● INPUT MATERIAL:
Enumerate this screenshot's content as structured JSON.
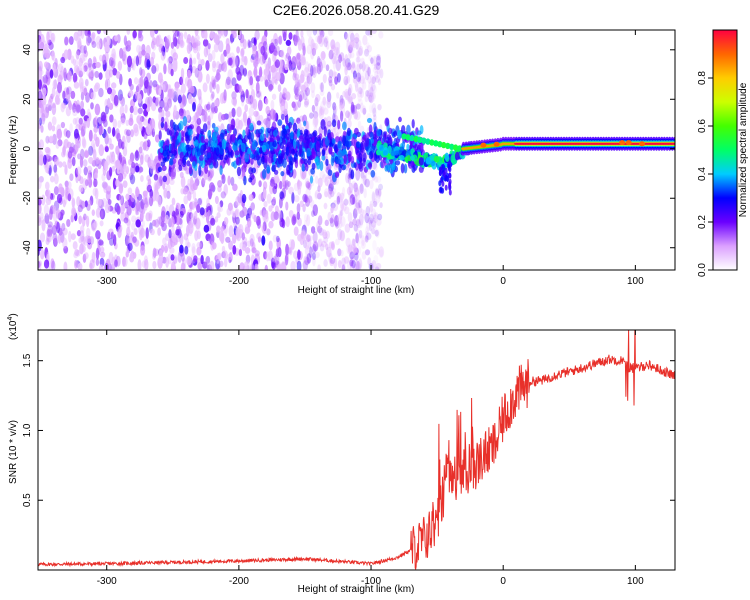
{
  "title": "C2E6.2026.058.20.41.G29",
  "colors": {
    "snr_line": "#e8302a",
    "axis": "#000000",
    "background": "#ffffff"
  },
  "chart_data": [
    {
      "type": "heatmap",
      "title": "C2E6.2026.058.20.41.G29",
      "xlabel": "Height of straight line (km)",
      "ylabel": "Frequency (Hz)",
      "xlim": [
        -352,
        130
      ],
      "ylim": [
        -49,
        48
      ],
      "xticks": [
        -300,
        -200,
        -100,
        0,
        100
      ],
      "xtick_labels": [
        "-300",
        "-200",
        "-100",
        "0",
        "100"
      ],
      "yticks": [
        -40,
        -20,
        0,
        20,
        40
      ],
      "ytick_labels": [
        "-40",
        "-20",
        "0",
        "20",
        "40"
      ],
      "colorbar": {
        "label": "Normalized spectral amplitude",
        "range": [
          0,
          1
        ],
        "ticks": [
          0.0,
          0.2,
          0.4,
          0.6,
          0.8
        ],
        "tick_labels": [
          "0.0",
          "0.2",
          "0.4",
          "0.6",
          "0.8"
        ]
      },
      "regions": [
        {
          "x_range": [
            -352,
            -95
          ],
          "freq_range": [
            -49,
            48
          ],
          "description": "broadband noise",
          "amplitude": 0.1
        },
        {
          "x_range": [
            -260,
            -95
          ],
          "freq_range": [
            -8,
            8
          ],
          "description": "noisy signal band",
          "amplitude": 0.2
        },
        {
          "x_range": [
            -80,
            -30
          ],
          "freq_range": [
            -12,
            6
          ],
          "description": "drifting signal",
          "amplitude": 0.4
        },
        {
          "x_range": [
            -30,
            130
          ],
          "freq_range": [
            0,
            4
          ],
          "description": "steady carrier",
          "amplitude": 1.0
        }
      ]
    },
    {
      "type": "line",
      "title": "",
      "xlabel": "Height of straight line (km)",
      "ylabel": "SNR (10 * v/v)",
      "y_multiplier": "(x10",
      "y_multiplier_exp": "4",
      "y_multiplier_close": ")",
      "xlim": [
        -352,
        130
      ],
      "ylim": [
        0,
        17200
      ],
      "xticks": [
        -300,
        -200,
        -100,
        0,
        100
      ],
      "xtick_labels": [
        "-300",
        "-200",
        "-100",
        "0",
        "100"
      ],
      "yticks": [
        5000,
        10000,
        15000
      ],
      "ytick_labels": [
        "0.5",
        "1.0",
        "1.5"
      ],
      "series": [
        {
          "name": "SNR",
          "x": [
            -352,
            -300,
            -250,
            -200,
            -150,
            -100,
            -80,
            -65,
            -55,
            -45,
            -40,
            -35,
            -30,
            -25,
            -20,
            -15,
            -10,
            -5,
            0,
            10,
            20,
            30,
            40,
            50,
            60,
            70,
            80,
            90,
            95,
            100,
            105,
            110,
            120,
            130
          ],
          "y": [
            400,
            450,
            550,
            650,
            800,
            450,
            900,
            1700,
            2700,
            5200,
            6400,
            6800,
            7000,
            7300,
            7600,
            8200,
            8500,
            9200,
            10900,
            12700,
            13500,
            13600,
            14000,
            14200,
            14500,
            14800,
            15100,
            15000,
            14500,
            14400,
            14600,
            14700,
            14300,
            13900
          ]
        }
      ]
    }
  ]
}
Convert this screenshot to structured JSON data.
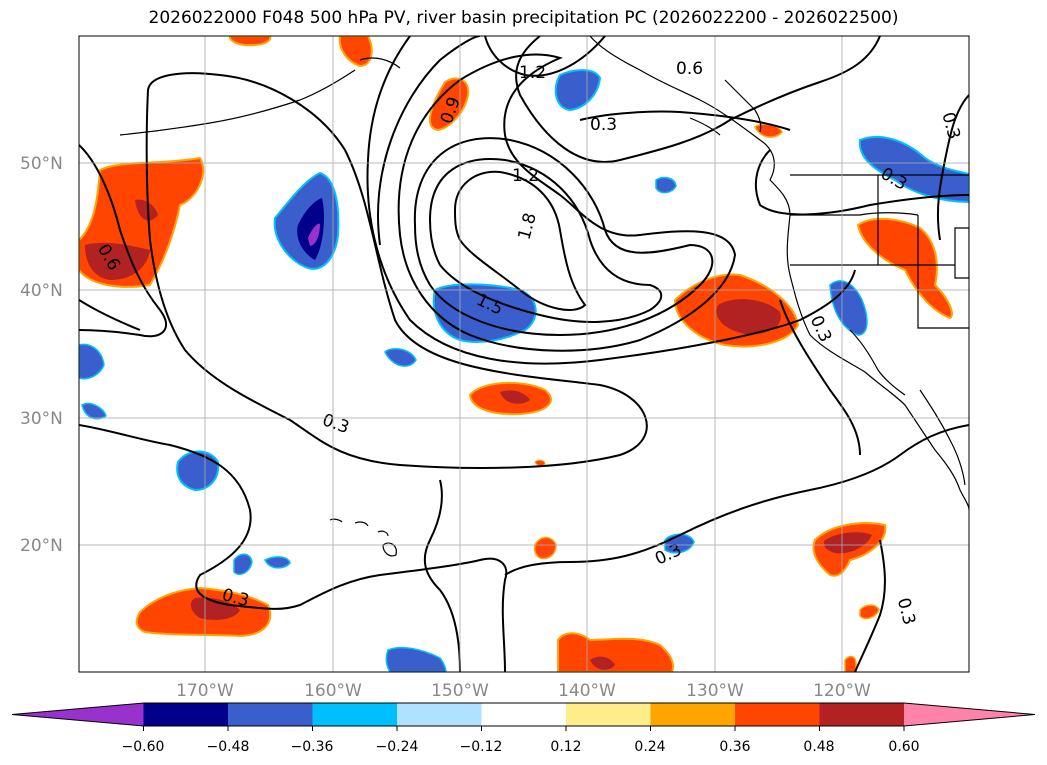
{
  "title": "2026022000 F048 500 hPa PV, river basin precipitation PC (2026022200 - 2026022500)",
  "map": {
    "lat_labels": [
      "50°N",
      "40°N",
      "30°N",
      "20°N"
    ],
    "lon_labels": [
      "170°W",
      "160°W",
      "150°W",
      "140°W",
      "130°W",
      "120°W"
    ],
    "grid": true
  },
  "contour_labels": [
    "1.2",
    "0.6",
    "0.3",
    "0.9",
    "1.2",
    "1.8",
    "1.5",
    "0.3",
    "0.3",
    "0.3",
    "0.3",
    "0.6",
    "0.3",
    "0.3",
    "0.3"
  ],
  "colorbar": {
    "tick_labels": [
      "−0.60",
      "−0.48",
      "−0.36",
      "−0.24",
      "−0.12",
      "0.12",
      "0.24",
      "0.36",
      "0.48",
      "0.60"
    ],
    "colors": [
      "#9932CC",
      "#00008B",
      "#3A5FCD",
      "#00BFFF",
      "#B0E2FF",
      "#FFFFFF",
      "#FFEC8B",
      "#FFA500",
      "#FF4500",
      "#B22222",
      "#FF82AB"
    ]
  },
  "colors": {
    "neg_strong": "#3A5FCD",
    "neg_stronger": "#00008B",
    "neg_light": "#00BFFF",
    "pos_mid": "#FF4500",
    "pos_strong": "#B22222",
    "pos_light": "#FFA500"
  }
}
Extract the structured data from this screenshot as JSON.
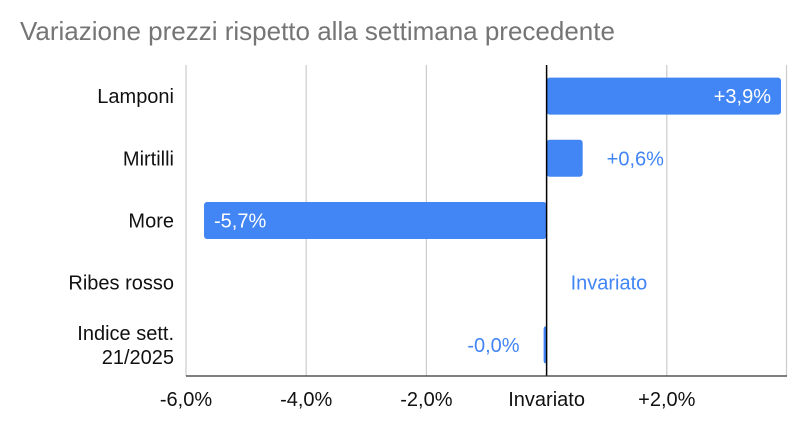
{
  "chart_data": {
    "type": "bar",
    "orientation": "horizontal",
    "title": "Variazione prezzi rispetto alla settimana precedente",
    "categories": [
      "Lamponi",
      "Mirtilli",
      "More",
      "Ribes rosso",
      "Indice sett. 21/2025"
    ],
    "values": [
      3.9,
      0.6,
      -5.7,
      0.0,
      -0.02
    ],
    "data_labels": [
      "+3,9%",
      "+0,6%",
      "-5,7%",
      "Invariato",
      "-0,0%"
    ],
    "xlim": [
      -6.0,
      4.0
    ],
    "x_ticks": [
      {
        "value": -6,
        "label": "-6,0%"
      },
      {
        "value": -4,
        "label": "-4,0%"
      },
      {
        "value": -2,
        "label": "-2,0%"
      },
      {
        "value": 0,
        "label": "Invariato"
      },
      {
        "value": 2,
        "label": "+2,0%"
      }
    ],
    "grid": true,
    "legend": "none",
    "colors": {
      "bar": "#4285f4",
      "label_inside": "#ffffff",
      "label_outside": "#4285f4",
      "title": "#757575",
      "grid": "#cccccc",
      "zero_line": "#000000"
    }
  }
}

● THE TASK: Retype each entry precisely. Skip images entirely.

● EXERCISE SOLUTION:
Enumerate this screenshot's content as structured JSON.
{
  "title": "C2E6.2026.058.20.41.G29",
  "colors": {
    "snr_line": "#e8302a",
    "axis": "#000000",
    "background": "#ffffff"
  },
  "chart_data": [
    {
      "type": "heatmap",
      "title": "C2E6.2026.058.20.41.G29",
      "xlabel": "Height of straight line (km)",
      "ylabel": "Frequency (Hz)",
      "xlim": [
        -352,
        130
      ],
      "ylim": [
        -49,
        48
      ],
      "xticks": [
        -300,
        -200,
        -100,
        0,
        100
      ],
      "xtick_labels": [
        "-300",
        "-200",
        "-100",
        "0",
        "100"
      ],
      "yticks": [
        -40,
        -20,
        0,
        20,
        40
      ],
      "ytick_labels": [
        "-40",
        "-20",
        "0",
        "20",
        "40"
      ],
      "colorbar": {
        "label": "Normalized spectral amplitude",
        "range": [
          0,
          1
        ],
        "ticks": [
          0.0,
          0.2,
          0.4,
          0.6,
          0.8
        ],
        "tick_labels": [
          "0.0",
          "0.2",
          "0.4",
          "0.6",
          "0.8"
        ]
      },
      "regions": [
        {
          "x_range": [
            -352,
            -95
          ],
          "freq_range": [
            -49,
            48
          ],
          "description": "broadband noise",
          "amplitude": 0.1
        },
        {
          "x_range": [
            -260,
            -95
          ],
          "freq_range": [
            -8,
            8
          ],
          "description": "noisy signal band",
          "amplitude": 0.2
        },
        {
          "x_range": [
            -80,
            -30
          ],
          "freq_range": [
            -12,
            6
          ],
          "description": "drifting signal",
          "amplitude": 0.4
        },
        {
          "x_range": [
            -30,
            130
          ],
          "freq_range": [
            0,
            4
          ],
          "description": "steady carrier",
          "amplitude": 1.0
        }
      ]
    },
    {
      "type": "line",
      "title": "",
      "xlabel": "Height of straight line (km)",
      "ylabel": "SNR (10 * v/v)",
      "y_multiplier": "(x10",
      "y_multiplier_exp": "4",
      "y_multiplier_close": ")",
      "xlim": [
        -352,
        130
      ],
      "ylim": [
        0,
        17200
      ],
      "xticks": [
        -300,
        -200,
        -100,
        0,
        100
      ],
      "xtick_labels": [
        "-300",
        "-200",
        "-100",
        "0",
        "100"
      ],
      "yticks": [
        5000,
        10000,
        15000
      ],
      "ytick_labels": [
        "0.5",
        "1.0",
        "1.5"
      ],
      "series": [
        {
          "name": "SNR",
          "x": [
            -352,
            -300,
            -250,
            -200,
            -150,
            -100,
            -80,
            -65,
            -55,
            -45,
            -40,
            -35,
            -30,
            -25,
            -20,
            -15,
            -10,
            -5,
            0,
            10,
            20,
            30,
            40,
            50,
            60,
            70,
            80,
            90,
            95,
            100,
            105,
            110,
            120,
            130
          ],
          "y": [
            400,
            450,
            550,
            650,
            800,
            450,
            900,
            1700,
            2700,
            5200,
            6400,
            6800,
            7000,
            7300,
            7600,
            8200,
            8500,
            9200,
            10900,
            12700,
            13500,
            13600,
            14000,
            14200,
            14500,
            14800,
            15100,
            15000,
            14500,
            14400,
            14600,
            14700,
            14300,
            13900
          ]
        }
      ]
    }
  ]
}
Convert this screenshot to structured JSON data.
{
  "title": "2026022000 F048 500 hPa PV, river basin precipitation PC (2026022200 - 2026022500)",
  "map": {
    "lat_labels": [
      "50°N",
      "40°N",
      "30°N",
      "20°N"
    ],
    "lon_labels": [
      "170°W",
      "160°W",
      "150°W",
      "140°W",
      "130°W",
      "120°W"
    ],
    "grid": true
  },
  "contour_labels": [
    "1.2",
    "0.6",
    "0.3",
    "0.9",
    "1.2",
    "1.8",
    "1.5",
    "0.3",
    "0.3",
    "0.3",
    "0.3",
    "0.6",
    "0.3",
    "0.3",
    "0.3"
  ],
  "colorbar": {
    "tick_labels": [
      "−0.60",
      "−0.48",
      "−0.36",
      "−0.24",
      "−0.12",
      "0.12",
      "0.24",
      "0.36",
      "0.48",
      "0.60"
    ],
    "colors": [
      "#9932CC",
      "#00008B",
      "#3A5FCD",
      "#00BFFF",
      "#B0E2FF",
      "#FFFFFF",
      "#FFEC8B",
      "#FFA500",
      "#FF4500",
      "#B22222",
      "#FF82AB"
    ]
  },
  "colors": {
    "neg_strong": "#3A5FCD",
    "neg_stronger": "#00008B",
    "neg_light": "#00BFFF",
    "pos_mid": "#FF4500",
    "pos_strong": "#B22222",
    "pos_light": "#FFA500"
  }
}
Extract the structured data from this screenshot as JSON.
{
  "chart_data": {
    "type": "bar",
    "orientation": "horizontal",
    "title": "Variazione prezzi rispetto alla settimana precedente",
    "categories": [
      "Lamponi",
      "Mirtilli",
      "More",
      "Ribes rosso",
      "Indice sett. 21/2025"
    ],
    "values": [
      3.9,
      0.6,
      -5.7,
      0.0,
      -0.02
    ],
    "data_labels": [
      "+3,9%",
      "+0,6%",
      "-5,7%",
      "Invariato",
      "-0,0%"
    ],
    "xlim": [
      -6.0,
      4.0
    ],
    "x_ticks": [
      {
        "value": -6,
        "label": "-6,0%"
      },
      {
        "value": -4,
        "label": "-4,0%"
      },
      {
        "value": -2,
        "label": "-2,0%"
      },
      {
        "value": 0,
        "label": "Invariato"
      },
      {
        "value": 2,
        "label": "+2,0%"
      }
    ],
    "grid": true,
    "legend": "none",
    "colors": {
      "bar": "#4285f4",
      "label_inside": "#ffffff",
      "label_outside": "#4285f4",
      "title": "#757575",
      "grid": "#cccccc",
      "zero_line": "#000000"
    }
  }
}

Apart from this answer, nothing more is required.